- _Do this_:
Read the material below. Count the lines containing "穿墙而过" and give that count alone.

○ ○ ○ ○ ○ ○ ○

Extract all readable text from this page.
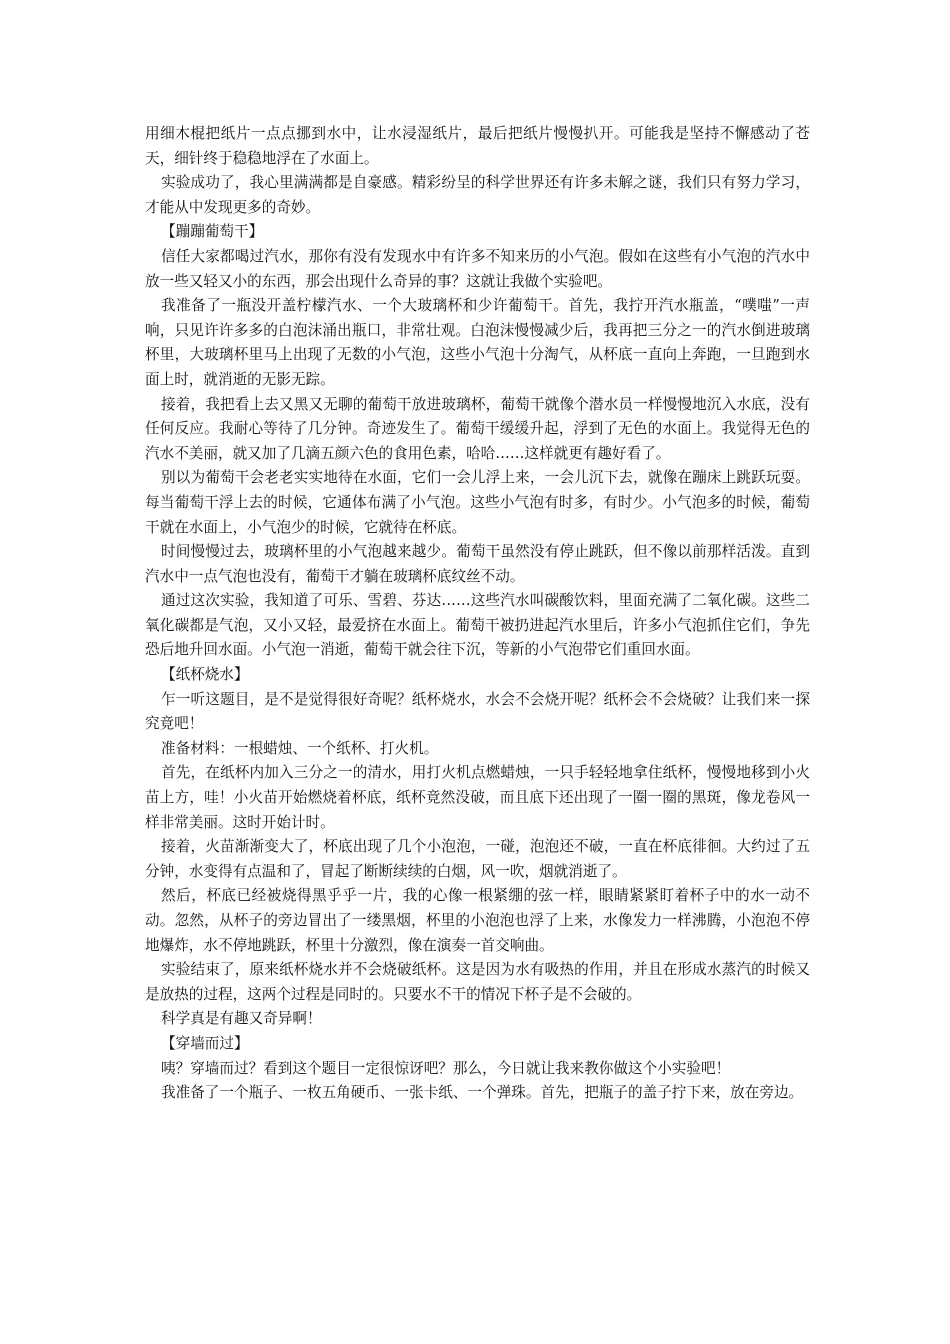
用细木棍把纸片一点点挪到水中，让水浸湿纸片，最后把纸片慢慢扒开。可能我是坚持不懈感动了苍天，细针终于稳稳地浮在了水面上。

实验成功了，我心里满满都是自豪感。精彩纷呈的科学世界还有许多未解之谜，我们只有努力学习，才能从中发现更多的奇妙。

【蹦蹦葡萄干】

信任大家都喝过汽水，那你有没有发现水中有许多不知来历的小气泡。假如在这些有小气泡的汽水中放一些又轻又小的东西，那会出现什么奇异的事？这就让我做个实验吧。

我准备了一瓶没开盖柠檬汽水、一个大玻璃杯和少许葡萄干。首先，我拧开汽水瓶盖，“噗嗤”一声响，只见许许多多的白泡沫涌出瓶口，非常壮观。白泡沫慢慢减少后，我再把三分之一的汽水倒进玻璃杯里，大玻璃杯里马上出现了无数的小气泡，这些小气泡十分淘气，从杯底一直向上奔跑，一旦跑到水面上时，就消逝的无影无踪。

接着，我把看上去又黑又无聊的葡萄干放进玻璃杯，葡萄干就像个潜水员一样慢慢地沉入水底，没有任何反应。我耐心等待了几分钟。奇迹发生了。葡萄干缓缓升起，浮到了无色的水面上。我觉得无色的汽水不美丽，就又加了几滴五颜六色的食用色素，哈哈……这样就更有趣好看了。

别以为葡萄干会老老实实地待在水面，它们一会儿浮上来，一会儿沉下去，就像在蹦床上跳跃玩耍。每当葡萄干浮上去的时候，它通体布满了小气泡。这些小气泡有时多，有时少。小气泡多的时候，葡萄干就在水面上，小气泡少的时候，它就待在杯底。

时间慢慢过去，玻璃杯里的小气泡越来越少。葡萄干虽然没有停止跳跃，但不像以前那样活泼。直到汽水中一点气泡也没有，葡萄干才躺在玻璃杯底纹丝不动。

通过这次实验，我知道了可乐、雪碧、芬达……这些汽水叫碳酸饮料，里面充满了二氧化碳。这些二氧化碳都是气泡，又小又轻，最爱挤在水面上。葡萄干被扔进起汽水里后，许多小气泡抓住它们，争先恐后地升回水面。小气泡一消逝，葡萄干就会往下沉，等新的小气泡带它们重回水面。

【纸杯烧水】

乍一听这题目，是不是觉得很好奇呢？纸杯烧水，水会不会烧开呢？纸杯会不会烧破？让我们来一探究竟吧！

准备材料：一根蜡烛、一个纸杯、打火机。

首先，在纸杯内加入三分之一的清水，用打火机点燃蜡烛，一只手轻轻地拿住纸杯，慢慢地移到小火苗上方，哇！小火苗开始燃烧着杯底，纸杯竟然没破，而且底下还出现了一圈一圈的黑斑，像龙卷风一样非常美丽。这时开始计时。

接着，火苗渐渐变大了，杯底出现了几个小泡泡，一碰，泡泡还不破，一直在杯底徘徊。大约过了五分钟，水变得有点温和了，冒起了断断续续的白烟，风一吹，烟就消逝了。

然后，杯底已经被烧得黑乎乎一片，我的心像一根紧绷的弦一样，眼睛紧紧盯着杯子中的水一动不动。忽然，从杯子的旁边冒出了一缕黑烟，杯里的小泡泡也浮了上来，水像发力一样沸腾，小泡泡不停地爆炸，水不停地跳跃，杯里十分激烈，像在演奏一首交响曲。

实验结束了，原来纸杯烧水并不会烧破纸杯。这是因为水有吸热的作用，并且在形成水蒸汽的时候又是放热的过程，这两个过程是同时的。只要水不干的情况下杯子是不会破的。

科学真是有趣又奇异啊！

【穿墙而过】

咦？穿墙而过？看到这个题目一定很惊讶吧？那么，今日就让我来教你做这个小实验吧！

我准备了一个瓶子、一枚五角硬币、一张卡纸、一个弹珠。首先，把瓶子的盖子拧下来，放在旁边。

○ ○ ○ ○ ○ ○ ○

- _Written answer_:
2